[Rows from a dataset]

■ ■ ■ ■ ■ ■ ■

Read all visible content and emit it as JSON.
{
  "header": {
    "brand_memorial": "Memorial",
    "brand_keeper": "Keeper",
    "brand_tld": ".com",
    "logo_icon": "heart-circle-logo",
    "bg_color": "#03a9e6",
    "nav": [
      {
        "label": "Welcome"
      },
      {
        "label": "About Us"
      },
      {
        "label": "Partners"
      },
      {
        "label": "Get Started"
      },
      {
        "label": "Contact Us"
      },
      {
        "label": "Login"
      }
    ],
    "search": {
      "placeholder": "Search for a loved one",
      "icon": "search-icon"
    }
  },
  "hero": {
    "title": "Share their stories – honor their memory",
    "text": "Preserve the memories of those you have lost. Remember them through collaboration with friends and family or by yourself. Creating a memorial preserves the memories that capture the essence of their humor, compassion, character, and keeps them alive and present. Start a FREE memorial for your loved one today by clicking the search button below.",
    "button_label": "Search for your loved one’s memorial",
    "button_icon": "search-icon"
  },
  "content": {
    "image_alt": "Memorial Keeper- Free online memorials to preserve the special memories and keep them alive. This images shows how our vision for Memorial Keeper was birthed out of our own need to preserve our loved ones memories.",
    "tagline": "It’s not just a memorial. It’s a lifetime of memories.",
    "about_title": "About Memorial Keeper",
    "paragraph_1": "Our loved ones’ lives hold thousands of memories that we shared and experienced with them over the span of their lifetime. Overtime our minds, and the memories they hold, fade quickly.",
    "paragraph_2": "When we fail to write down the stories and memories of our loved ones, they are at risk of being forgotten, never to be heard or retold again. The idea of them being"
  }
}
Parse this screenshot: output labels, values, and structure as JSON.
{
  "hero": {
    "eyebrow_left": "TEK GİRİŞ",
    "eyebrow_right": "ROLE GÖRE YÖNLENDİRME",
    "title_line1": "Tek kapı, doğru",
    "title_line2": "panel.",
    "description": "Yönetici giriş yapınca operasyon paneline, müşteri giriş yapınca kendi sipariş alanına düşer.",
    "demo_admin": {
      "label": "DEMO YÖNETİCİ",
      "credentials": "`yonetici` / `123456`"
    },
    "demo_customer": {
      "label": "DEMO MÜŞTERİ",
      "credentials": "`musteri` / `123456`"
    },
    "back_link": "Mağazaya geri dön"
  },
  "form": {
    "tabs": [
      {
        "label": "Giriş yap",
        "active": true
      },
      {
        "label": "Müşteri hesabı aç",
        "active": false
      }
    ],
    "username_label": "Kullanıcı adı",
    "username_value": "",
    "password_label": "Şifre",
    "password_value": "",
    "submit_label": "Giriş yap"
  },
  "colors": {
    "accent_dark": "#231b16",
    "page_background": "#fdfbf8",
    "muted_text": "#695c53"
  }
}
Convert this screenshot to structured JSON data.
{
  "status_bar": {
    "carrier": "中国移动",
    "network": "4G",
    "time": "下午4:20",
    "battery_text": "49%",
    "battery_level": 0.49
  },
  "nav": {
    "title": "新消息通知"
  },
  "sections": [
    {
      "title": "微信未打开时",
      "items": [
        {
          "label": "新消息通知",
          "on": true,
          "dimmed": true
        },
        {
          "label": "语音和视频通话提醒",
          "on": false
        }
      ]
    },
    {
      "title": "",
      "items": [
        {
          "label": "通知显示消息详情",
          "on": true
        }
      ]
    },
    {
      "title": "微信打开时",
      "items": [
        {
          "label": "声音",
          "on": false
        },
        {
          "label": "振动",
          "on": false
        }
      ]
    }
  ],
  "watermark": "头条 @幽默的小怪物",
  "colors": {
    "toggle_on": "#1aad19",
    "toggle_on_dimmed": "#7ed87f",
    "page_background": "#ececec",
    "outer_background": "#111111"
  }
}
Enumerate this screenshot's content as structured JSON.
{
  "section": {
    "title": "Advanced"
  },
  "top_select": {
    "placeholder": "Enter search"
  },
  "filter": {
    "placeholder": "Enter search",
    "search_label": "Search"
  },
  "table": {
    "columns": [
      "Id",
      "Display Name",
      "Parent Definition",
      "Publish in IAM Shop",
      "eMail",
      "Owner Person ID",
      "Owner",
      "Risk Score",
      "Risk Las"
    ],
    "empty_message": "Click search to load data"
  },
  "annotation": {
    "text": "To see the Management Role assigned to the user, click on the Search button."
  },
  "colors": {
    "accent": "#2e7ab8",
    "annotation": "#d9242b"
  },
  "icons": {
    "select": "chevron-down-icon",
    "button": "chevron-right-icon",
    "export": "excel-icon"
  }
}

■ ■ ■ ■ ■ ■ ■

**OBJECTIVE**
Emit the full listing verbatim.

**RESULT OF THE EXERCISE**
Read all visible content and emit it as JSON.
{
  "header": {
    "brand_memorial": "Memorial",
    "brand_keeper": "Keeper",
    "brand_tld": ".com",
    "logo_icon": "heart-circle-logo",
    "bg_color": "#03a9e6",
    "nav": [
      {
        "label": "Welcome"
      },
      {
        "label": "About Us"
      },
      {
        "label": "Partners"
      },
      {
        "label": "Get Started"
      },
      {
        "label": "Contact Us"
      },
      {
        "label": "Login"
      }
    ],
    "search": {
      "placeholder": "Search for a loved one",
      "icon": "search-icon"
    }
  },
  "hero": {
    "title": "Share their stories – honor their memory",
    "text": "Preserve the memories of those you have lost. Remember them through collaboration with friends and family or by yourself. Creating a memorial preserves the memories that capture the essence of their humor, compassion, character, and keeps them alive and present. Start a FREE memorial for your loved one today by clicking the search button below.",
    "button_label": "Search for your loved one’s memorial",
    "button_icon": "search-icon"
  },
  "content": {
    "image_alt": "Memorial Keeper- Free online memorials to preserve the special memories and keep them alive. This images shows how our vision for Memorial Keeper was birthed out of our own need to preserve our loved ones memories.",
    "tagline": "It’s not just a memorial. It’s a lifetime of memories.",
    "about_title": "About Memorial Keeper",
    "paragraph_1": "Our loved ones’ lives hold thousands of memories that we shared and experienced with them over the span of their lifetime. Overtime our minds, and the memories they hold, fade quickly.",
    "paragraph_2": "When we fail to write down the stories and memories of our loved ones, they are at risk of being forgotten, never to be heard or retold again. The idea of them being"
  }
}
Parse this screenshot: output labels, values, and structure as JSON.
{
  "hero": {
    "eyebrow_left": "TEK GİRİŞ",
    "eyebrow_right": "ROLE GÖRE YÖNLENDİRME",
    "title_line1": "Tek kapı, doğru",
    "title_line2": "panel.",
    "description": "Yönetici giriş yapınca operasyon paneline, müşteri giriş yapınca kendi sipariş alanına düşer.",
    "demo_admin": {
      "label": "DEMO YÖNETİCİ",
      "credentials": "`yonetici` / `123456`"
    },
    "demo_customer": {
      "label": "DEMO MÜŞTERİ",
      "credentials": "`musteri` / `123456`"
    },
    "back_link": "Mağazaya geri dön"
  },
  "form": {
    "tabs": [
      {
        "label": "Giriş yap",
        "active": true
      },
      {
        "label": "Müşteri hesabı aç",
        "active": false
      }
    ],
    "username_label": "Kullanıcı adı",
    "username_value": "",
    "password_label": "Şifre",
    "password_value": "",
    "submit_label": "Giriş yap"
  },
  "colors": {
    "accent_dark": "#231b16",
    "page_background": "#fdfbf8",
    "muted_text": "#695c53"
  }
}
Convert this screenshot to structured JSON data.
{
  "status_bar": {
    "carrier": "中国移动",
    "network": "4G",
    "time": "下午4:20",
    "battery_text": "49%",
    "battery_level": 0.49
  },
  "nav": {
    "title": "新消息通知"
  },
  "sections": [
    {
      "title": "微信未打开时",
      "items": [
        {
          "label": "新消息通知",
          "on": true,
          "dimmed": true
        },
        {
          "label": "语音和视频通话提醒",
          "on": false
        }
      ]
    },
    {
      "title": "",
      "items": [
        {
          "label": "通知显示消息详情",
          "on": true
        }
      ]
    },
    {
      "title": "微信打开时",
      "items": [
        {
          "label": "声音",
          "on": false
        },
        {
          "label": "振动",
          "on": false
        }
      ]
    }
  ],
  "watermark": "头条 @幽默的小怪物",
  "colors": {
    "toggle_on": "#1aad19",
    "toggle_on_dimmed": "#7ed87f",
    "page_background": "#ececec",
    "outer_background": "#111111"
  }
}
Enumerate this screenshot's content as structured JSON.
{
  "section": {
    "title": "Advanced"
  },
  "top_select": {
    "placeholder": "Enter search"
  },
  "filter": {
    "placeholder": "Enter search",
    "search_label": "Search"
  },
  "table": {
    "columns": [
      "Id",
      "Display Name",
      "Parent Definition",
      "Publish in IAM Shop",
      "eMail",
      "Owner Person ID",
      "Owner",
      "Risk Score",
      "Risk Las"
    ],
    "empty_message": "Click search to load data"
  },
  "annotation": {
    "text": "To see the Management Role assigned to the user, click on the Search button."
  },
  "colors": {
    "accent": "#2e7ab8",
    "annotation": "#d9242b"
  },
  "icons": {
    "select": "chevron-down-icon",
    "button": "chevron-right-icon",
    "export": "excel-icon"
  }
}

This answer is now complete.